Set task | Write out the whole listing again, exactly as given.

Given records |
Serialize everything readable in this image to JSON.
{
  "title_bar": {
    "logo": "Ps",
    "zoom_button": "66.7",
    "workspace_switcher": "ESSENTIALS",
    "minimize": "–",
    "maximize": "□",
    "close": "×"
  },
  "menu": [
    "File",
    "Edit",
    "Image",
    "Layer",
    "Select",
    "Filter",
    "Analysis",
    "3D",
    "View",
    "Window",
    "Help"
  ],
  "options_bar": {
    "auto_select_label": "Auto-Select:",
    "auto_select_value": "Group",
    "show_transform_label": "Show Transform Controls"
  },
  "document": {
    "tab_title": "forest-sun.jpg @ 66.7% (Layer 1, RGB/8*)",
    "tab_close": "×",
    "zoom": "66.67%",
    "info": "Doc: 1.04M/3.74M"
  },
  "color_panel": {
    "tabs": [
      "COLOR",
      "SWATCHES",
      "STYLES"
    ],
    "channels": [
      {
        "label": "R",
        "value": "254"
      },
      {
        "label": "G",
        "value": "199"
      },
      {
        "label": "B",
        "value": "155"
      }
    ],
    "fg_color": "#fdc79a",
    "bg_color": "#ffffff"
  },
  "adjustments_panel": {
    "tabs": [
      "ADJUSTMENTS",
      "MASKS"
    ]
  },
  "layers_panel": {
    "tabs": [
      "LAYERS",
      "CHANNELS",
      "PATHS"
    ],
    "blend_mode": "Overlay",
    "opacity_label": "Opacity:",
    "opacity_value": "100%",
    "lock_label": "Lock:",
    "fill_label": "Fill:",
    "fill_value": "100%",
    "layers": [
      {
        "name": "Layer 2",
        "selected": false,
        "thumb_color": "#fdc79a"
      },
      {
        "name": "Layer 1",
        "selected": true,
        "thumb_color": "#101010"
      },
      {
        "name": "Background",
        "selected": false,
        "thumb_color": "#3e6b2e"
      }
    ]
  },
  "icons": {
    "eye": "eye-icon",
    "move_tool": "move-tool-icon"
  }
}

Exercise result |
Serialize everything readable in this image to JSON.
{
  "title_bar": {
    "logo": "Ps",
    "zoom_button": "66.7",
    "workspace_switcher": "ESSENTIALS",
    "minimize": "–",
    "maximize": "□",
    "close": "×"
  },
  "menu": [
    "File",
    "Edit",
    "Image",
    "Layer",
    "Select",
    "Filter",
    "Analysis",
    "3D",
    "View",
    "Window",
    "Help"
  ],
  "options_bar": {
    "auto_select_label": "Auto-Select:",
    "auto_select_value": "Group",
    "show_transform_label": "Show Transform Controls"
  },
  "document": {
    "tab_title": "forest-sun.jpg @ 66.7% (Layer 1, RGB/8*)",
    "tab_close": "×",
    "zoom": "66.67%",
    "info": "Doc: 1.04M/3.74M"
  },
  "color_panel": {
    "tabs": [
      "COLOR",
      "SWATCHES",
      "STYLES"
    ],
    "channels": [
      {
        "label": "R",
        "value": "254"
      },
      {
        "label": "G",
        "value": "199"
      },
      {
        "label": "B",
        "value": "155"
      }
    ],
    "fg_color": "#fdc79a",
    "bg_color": "#ffffff"
  },
  "adjustments_panel": {
    "tabs": [
      "ADJUSTMENTS",
      "MASKS"
    ]
  },
  "layers_panel": {
    "tabs": [
      "LAYERS",
      "CHANNELS",
      "PATHS"
    ],
    "blend_mode": "Overlay",
    "opacity_label": "Opacity:",
    "opacity_value": "100%",
    "lock_label": "Lock:",
    "fill_label": "Fill:",
    "fill_value": "100%",
    "layers": [
      {
        "name": "Layer 2",
        "selected": false,
        "thumb_color": "#fdc79a"
      },
      {
        "name": "Layer 1",
        "selected": true,
        "thumb_color": "#101010"
      },
      {
        "name": "Background",
        "selected": false,
        "thumb_color": "#3e6b2e"
      }
    ]
  },
  "icons": {
    "eye": "eye-icon",
    "move_tool": "move-tool-icon"
  }
}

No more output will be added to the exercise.